Recorded data:
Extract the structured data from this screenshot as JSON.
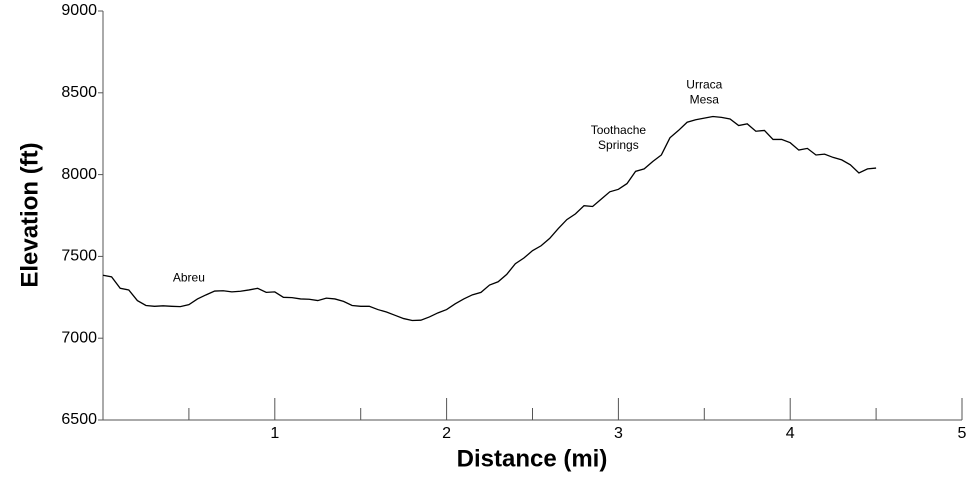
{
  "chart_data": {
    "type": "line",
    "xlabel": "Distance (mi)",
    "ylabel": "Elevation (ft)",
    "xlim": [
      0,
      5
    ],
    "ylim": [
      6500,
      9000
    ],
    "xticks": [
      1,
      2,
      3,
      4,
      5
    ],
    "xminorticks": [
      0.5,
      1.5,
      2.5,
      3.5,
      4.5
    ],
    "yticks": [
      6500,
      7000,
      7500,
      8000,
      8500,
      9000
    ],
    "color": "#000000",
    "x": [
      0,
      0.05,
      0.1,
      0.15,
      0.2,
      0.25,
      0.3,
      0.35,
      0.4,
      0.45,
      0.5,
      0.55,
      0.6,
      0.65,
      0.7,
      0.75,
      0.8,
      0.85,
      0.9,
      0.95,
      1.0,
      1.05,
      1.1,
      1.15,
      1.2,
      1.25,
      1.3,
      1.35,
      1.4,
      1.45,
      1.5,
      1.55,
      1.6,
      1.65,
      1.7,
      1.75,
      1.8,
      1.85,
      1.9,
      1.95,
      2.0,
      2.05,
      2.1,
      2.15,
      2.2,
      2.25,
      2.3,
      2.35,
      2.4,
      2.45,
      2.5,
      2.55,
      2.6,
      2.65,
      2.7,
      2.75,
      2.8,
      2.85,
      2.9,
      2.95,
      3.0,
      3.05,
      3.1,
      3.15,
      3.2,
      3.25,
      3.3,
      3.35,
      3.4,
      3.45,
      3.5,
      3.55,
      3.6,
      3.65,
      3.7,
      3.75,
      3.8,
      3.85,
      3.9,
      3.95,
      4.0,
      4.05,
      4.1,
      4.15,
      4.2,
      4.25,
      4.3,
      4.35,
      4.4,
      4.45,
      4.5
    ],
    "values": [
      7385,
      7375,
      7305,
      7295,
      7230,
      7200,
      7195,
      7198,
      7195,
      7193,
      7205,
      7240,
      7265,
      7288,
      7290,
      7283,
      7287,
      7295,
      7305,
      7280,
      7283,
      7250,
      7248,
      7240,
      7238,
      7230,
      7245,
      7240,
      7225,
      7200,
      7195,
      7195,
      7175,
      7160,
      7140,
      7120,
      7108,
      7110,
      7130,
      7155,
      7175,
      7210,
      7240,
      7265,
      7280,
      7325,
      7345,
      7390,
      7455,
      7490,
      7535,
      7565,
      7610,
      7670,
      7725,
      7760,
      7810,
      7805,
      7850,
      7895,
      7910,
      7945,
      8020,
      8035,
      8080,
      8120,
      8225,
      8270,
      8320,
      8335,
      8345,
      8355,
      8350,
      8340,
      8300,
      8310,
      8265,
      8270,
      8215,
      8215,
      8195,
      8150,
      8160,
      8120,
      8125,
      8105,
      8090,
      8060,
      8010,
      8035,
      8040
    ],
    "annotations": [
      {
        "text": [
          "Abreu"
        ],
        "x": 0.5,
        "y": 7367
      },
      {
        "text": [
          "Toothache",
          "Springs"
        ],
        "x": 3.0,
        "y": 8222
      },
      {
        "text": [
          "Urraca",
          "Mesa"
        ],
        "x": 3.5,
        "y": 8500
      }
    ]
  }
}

▶ **DO THIS**
Give every record again exactly, apart from the pictures, which stay out.

▶ **TASK ANSWER**
Extract the structured data from this screenshot as JSON.
{
  "chart_data": {
    "type": "line",
    "xlabel": "Distance (mi)",
    "ylabel": "Elevation (ft)",
    "xlim": [
      0,
      5
    ],
    "ylim": [
      6500,
      9000
    ],
    "xticks": [
      1,
      2,
      3,
      4,
      5
    ],
    "xminorticks": [
      0.5,
      1.5,
      2.5,
      3.5,
      4.5
    ],
    "yticks": [
      6500,
      7000,
      7500,
      8000,
      8500,
      9000
    ],
    "color": "#000000",
    "x": [
      0,
      0.05,
      0.1,
      0.15,
      0.2,
      0.25,
      0.3,
      0.35,
      0.4,
      0.45,
      0.5,
      0.55,
      0.6,
      0.65,
      0.7,
      0.75,
      0.8,
      0.85,
      0.9,
      0.95,
      1.0,
      1.05,
      1.1,
      1.15,
      1.2,
      1.25,
      1.3,
      1.35,
      1.4,
      1.45,
      1.5,
      1.55,
      1.6,
      1.65,
      1.7,
      1.75,
      1.8,
      1.85,
      1.9,
      1.95,
      2.0,
      2.05,
      2.1,
      2.15,
      2.2,
      2.25,
      2.3,
      2.35,
      2.4,
      2.45,
      2.5,
      2.55,
      2.6,
      2.65,
      2.7,
      2.75,
      2.8,
      2.85,
      2.9,
      2.95,
      3.0,
      3.05,
      3.1,
      3.15,
      3.2,
      3.25,
      3.3,
      3.35,
      3.4,
      3.45,
      3.5,
      3.55,
      3.6,
      3.65,
      3.7,
      3.75,
      3.8,
      3.85,
      3.9,
      3.95,
      4.0,
      4.05,
      4.1,
      4.15,
      4.2,
      4.25,
      4.3,
      4.35,
      4.4,
      4.45,
      4.5
    ],
    "values": [
      7385,
      7375,
      7305,
      7295,
      7230,
      7200,
      7195,
      7198,
      7195,
      7193,
      7205,
      7240,
      7265,
      7288,
      7290,
      7283,
      7287,
      7295,
      7305,
      7280,
      7283,
      7250,
      7248,
      7240,
      7238,
      7230,
      7245,
      7240,
      7225,
      7200,
      7195,
      7195,
      7175,
      7160,
      7140,
      7120,
      7108,
      7110,
      7130,
      7155,
      7175,
      7210,
      7240,
      7265,
      7280,
      7325,
      7345,
      7390,
      7455,
      7490,
      7535,
      7565,
      7610,
      7670,
      7725,
      7760,
      7810,
      7805,
      7850,
      7895,
      7910,
      7945,
      8020,
      8035,
      8080,
      8120,
      8225,
      8270,
      8320,
      8335,
      8345,
      8355,
      8350,
      8340,
      8300,
      8310,
      8265,
      8270,
      8215,
      8215,
      8195,
      8150,
      8160,
      8120,
      8125,
      8105,
      8090,
      8060,
      8010,
      8035,
      8040
    ],
    "annotations": [
      {
        "text": [
          "Abreu"
        ],
        "x": 0.5,
        "y": 7367
      },
      {
        "text": [
          "Toothache",
          "Springs"
        ],
        "x": 3.0,
        "y": 8222
      },
      {
        "text": [
          "Urraca",
          "Mesa"
        ],
        "x": 3.5,
        "y": 8500
      }
    ]
  }
}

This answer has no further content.